━━ GIVEN DATA ━━
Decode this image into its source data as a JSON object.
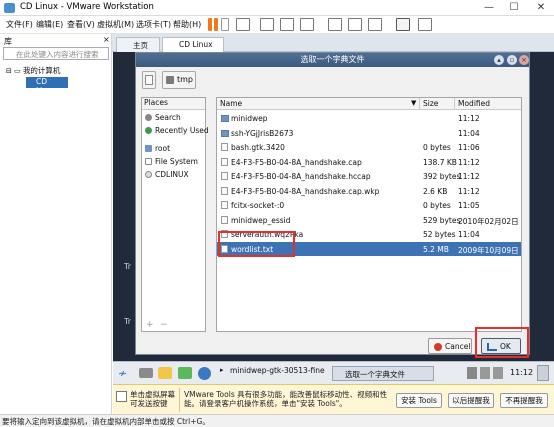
{
  "window": {
    "title": "CD Linux - VMware Workstation",
    "min": "—",
    "max": "☐",
    "close": "✕"
  },
  "menu": [
    "文件(F)",
    "编辑(E)",
    "查看(V)",
    "虚拟机(M)",
    "选项卡(T)",
    "帮助(H)"
  ],
  "library": {
    "header": "库",
    "close": "×",
    "search_placeholder": "在此处键入内容进行搜索",
    "tree_root": "我的计算机",
    "tree_child": "CD Linux"
  },
  "tabs": [
    {
      "label": "主页"
    },
    {
      "label": "CD Linux"
    }
  ],
  "guest_side_text": [
    "Tr",
    "Tr"
  ],
  "dialog": {
    "title": "选取一个字典文件",
    "path_button": "tmp",
    "places_header": "Places",
    "places": [
      {
        "label": "Search",
        "icon": "search-icon"
      },
      {
        "label": "Recently Used",
        "icon": "clock-icon"
      },
      {
        "label": "root",
        "icon": "folder-icon"
      },
      {
        "label": "File System",
        "icon": "drive-icon"
      },
      {
        "label": "CDLINUX",
        "icon": "cd-icon"
      }
    ],
    "add": "+",
    "remove": "−",
    "columns": {
      "name": "Name",
      "size": "Size",
      "modified": "Modified"
    },
    "files": [
      {
        "name": "minidwep",
        "size": "",
        "modified": "11:12",
        "folder": true
      },
      {
        "name": "ssh-YGjJrisB2673",
        "size": "",
        "modified": "11:04",
        "folder": true
      },
      {
        "name": "bash.gtk.3420",
        "size": "0 bytes",
        "modified": "11:06"
      },
      {
        "name": "E4-F3-F5-B0-04-8A_handshake.cap",
        "size": "138.7 KB",
        "modified": "11:12"
      },
      {
        "name": "E4-F3-F5-B0-04-8A_handshake.hccap",
        "size": "392 bytes",
        "modified": "11:12"
      },
      {
        "name": "E4-F3-F5-B0-04-8A_handshake.cap.wkp",
        "size": "2.6 KB",
        "modified": "11:12"
      },
      {
        "name": "fcitx-socket-:0",
        "size": "0 bytes",
        "modified": "11:05"
      },
      {
        "name": "minidwep_essid",
        "size": "529 bytes",
        "modified": "2010年02月02日"
      },
      {
        "name": "serverauth.wq2Pka",
        "size": "52 bytes",
        "modified": "11:04"
      },
      {
        "name": "wordlist.txt",
        "size": "5.2 MB",
        "modified": "2009年10月09日",
        "selected": true
      }
    ],
    "cancel": "Cancel",
    "ok": "OK"
  },
  "taskbar": {
    "task1": "minidwep-gtk-30513-fine",
    "task2": "选取一个字典文件",
    "clock": "11:12"
  },
  "hint": {
    "left": "单击虚拟屏幕\n可发送按键",
    "message": "VMware Tools 具有很多功能，能改善鼠标移动性、视频和性能。请登录客户机操作系统，单击\"安装 Tools\"。",
    "install": "安装 Tools",
    "remind": "以后提醒我",
    "never": "不再提醒我"
  },
  "status": "要将输入定向到该虚拟机，请在虚拟机内部单击或按 Ctrl+G。"
}
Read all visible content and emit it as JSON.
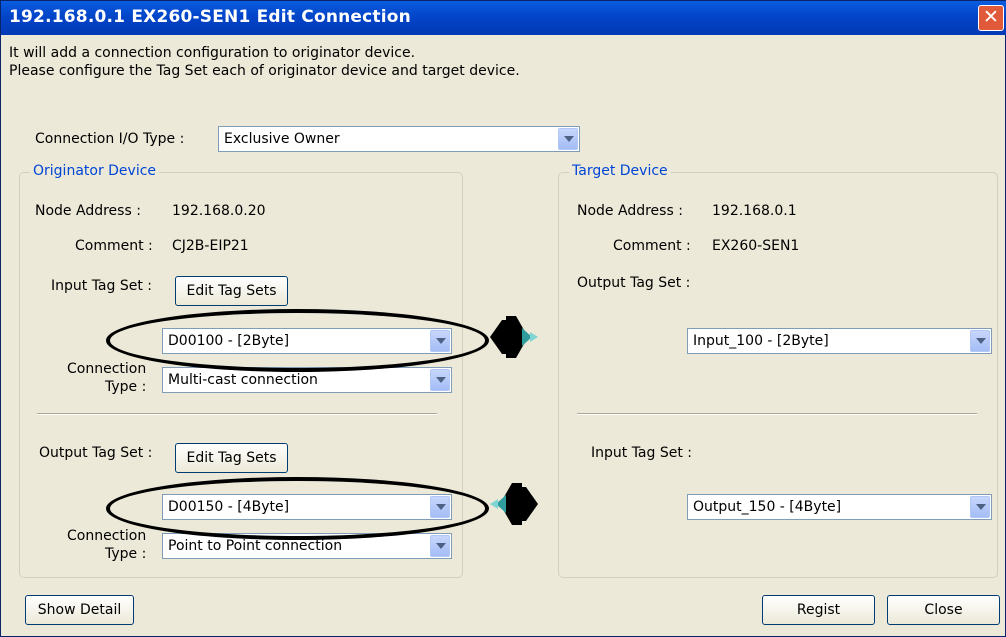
{
  "window": {
    "title": "192.168.0.1 EX260-SEN1 Edit Connection",
    "close_glyph": "✕"
  },
  "intro": {
    "line1": "It will add a connection configuration to originator device.",
    "line2": "Please configure the Tag Set each of originator device and target device."
  },
  "connection_io": {
    "label": "Connection I/O Type :",
    "value": "Exclusive Owner"
  },
  "originator": {
    "title": "Originator Device",
    "node_address_label": "Node Address :",
    "node_address": "192.168.0.20",
    "comment_label": "Comment :",
    "comment": "CJ2B-EIP21",
    "input_tag_set_label": "Input Tag Set :",
    "input_edit_button": "Edit Tag Sets",
    "input_tag_value": "D00100 - [2Byte]",
    "input_conn_type_label1": "Connection",
    "input_conn_type_label2": "Type :",
    "input_conn_type_value": "Multi-cast connection",
    "output_tag_set_label": "Output Tag Set :",
    "output_edit_button": "Edit Tag Sets",
    "output_tag_value": "D00150 - [4Byte]",
    "output_conn_type_label1": "Connection",
    "output_conn_type_label2": "Type :",
    "output_conn_type_value": "Point to Point connection"
  },
  "target": {
    "title": "Target Device",
    "node_address_label": "Node Address :",
    "node_address": "192.168.0.1",
    "comment_label": "Comment :",
    "comment": "EX260-SEN1",
    "output_tag_set_label": "Output Tag Set :",
    "output_tag_value": "Input_100 - [2Byte]",
    "input_tag_set_label": "Input Tag Set :",
    "input_tag_value": "Output_150 - [4Byte]"
  },
  "buttons": {
    "show_detail": "Show Detail",
    "regist": "Regist",
    "close": "Close"
  },
  "icons": {
    "connection_arrow_1": "direction-arrow-icon",
    "connection_arrow_2": "direction-arrow-icon"
  }
}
━━━
THE TASK:
Copy out every line with the word "title".

RESULT FOR THIS EXERCISE:
    "title": "CD Linux - VMware Workstation",
    "title": "选取一个字典文件",
    "title": "192.168.0.1 EX260-SEN1 Edit Connection",
    "title": "Originator Device",
    "title": "Target Device",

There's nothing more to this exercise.